--- Start Input for this task ---
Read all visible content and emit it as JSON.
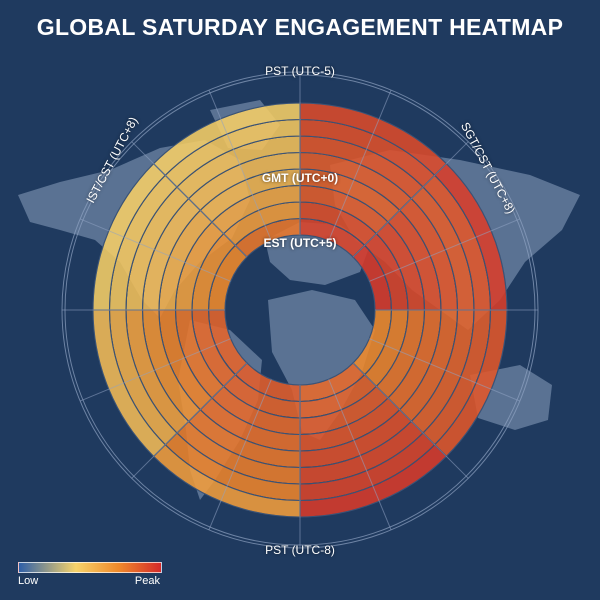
{
  "title": "GLOBAL SATURDAY ENGAGEMENT HEATMAP",
  "labels": {
    "top": "PST (UTC-5)",
    "bottom": "PST (UTC-8)",
    "left": "IST/CST (UTC+8)",
    "right": "SGT/CST (UTC+8)",
    "inner1": "GMT (UTC+0)",
    "inner2": "EST (UTC+5)"
  },
  "legend": {
    "low": "Low",
    "peak": "Peak"
  },
  "colors": {
    "background": "#1f3a5f",
    "map": "#8aa0bd",
    "grid": "#8fa3c2",
    "low": "#2e5fa8",
    "mid": "#f6d36b",
    "high": "#f08a2b",
    "peak": "#d42a2a"
  },
  "chart_data": {
    "type": "heatmap",
    "title": "GLOBAL SATURDAY ENGAGEMENT HEATMAP",
    "layout": "polar",
    "sectors": 8,
    "rings": 8,
    "scale": [
      0,
      1
    ],
    "legend": "bottom-left",
    "values": [
      [
        0.92,
        0.88,
        0.84,
        0.82,
        0.84,
        0.86,
        0.88,
        0.9
      ],
      [
        0.95,
        0.92,
        0.9,
        0.88,
        0.86,
        0.84,
        0.86,
        0.94
      ],
      [
        0.7,
        0.72,
        0.76,
        0.78,
        0.8,
        0.82,
        0.84,
        0.86
      ],
      [
        0.8,
        0.82,
        0.84,
        0.86,
        0.88,
        0.9,
        0.92,
        0.95
      ],
      [
        0.84,
        0.82,
        0.8,
        0.78,
        0.76,
        0.74,
        0.72,
        0.62
      ],
      [
        0.82,
        0.8,
        0.76,
        0.72,
        0.66,
        0.6,
        0.55,
        0.5
      ],
      [
        0.7,
        0.66,
        0.6,
        0.55,
        0.5,
        0.48,
        0.45,
        0.42
      ],
      [
        0.76,
        0.62,
        0.58,
        0.52,
        0.5,
        0.48,
        0.45,
        0.42
      ]
    ]
  }
}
--- End Input for this task ---
:: Task description ::
Copy the data exactly. Any picture it contains is to be omitted.

:: Exercise solution ::
Read all visible content and emit it as JSON.
{
  "title": "GLOBAL SATURDAY ENGAGEMENT HEATMAP",
  "labels": {
    "top": "PST (UTC-5)",
    "bottom": "PST (UTC-8)",
    "left": "IST/CST (UTC+8)",
    "right": "SGT/CST (UTC+8)",
    "inner1": "GMT (UTC+0)",
    "inner2": "EST (UTC+5)"
  },
  "legend": {
    "low": "Low",
    "peak": "Peak"
  },
  "colors": {
    "background": "#1f3a5f",
    "map": "#8aa0bd",
    "grid": "#8fa3c2",
    "low": "#2e5fa8",
    "mid": "#f6d36b",
    "high": "#f08a2b",
    "peak": "#d42a2a"
  },
  "chart_data": {
    "type": "heatmap",
    "title": "GLOBAL SATURDAY ENGAGEMENT HEATMAP",
    "layout": "polar",
    "sectors": 8,
    "rings": 8,
    "scale": [
      0,
      1
    ],
    "legend": "bottom-left",
    "values": [
      [
        0.92,
        0.88,
        0.84,
        0.82,
        0.84,
        0.86,
        0.88,
        0.9
      ],
      [
        0.95,
        0.92,
        0.9,
        0.88,
        0.86,
        0.84,
        0.86,
        0.94
      ],
      [
        0.7,
        0.72,
        0.76,
        0.78,
        0.8,
        0.82,
        0.84,
        0.86
      ],
      [
        0.8,
        0.82,
        0.84,
        0.86,
        0.88,
        0.9,
        0.92,
        0.95
      ],
      [
        0.84,
        0.82,
        0.8,
        0.78,
        0.76,
        0.74,
        0.72,
        0.62
      ],
      [
        0.82,
        0.8,
        0.76,
        0.72,
        0.66,
        0.6,
        0.55,
        0.5
      ],
      [
        0.7,
        0.66,
        0.6,
        0.55,
        0.5,
        0.48,
        0.45,
        0.42
      ],
      [
        0.76,
        0.62,
        0.58,
        0.52,
        0.5,
        0.48,
        0.45,
        0.42
      ]
    ]
  }
}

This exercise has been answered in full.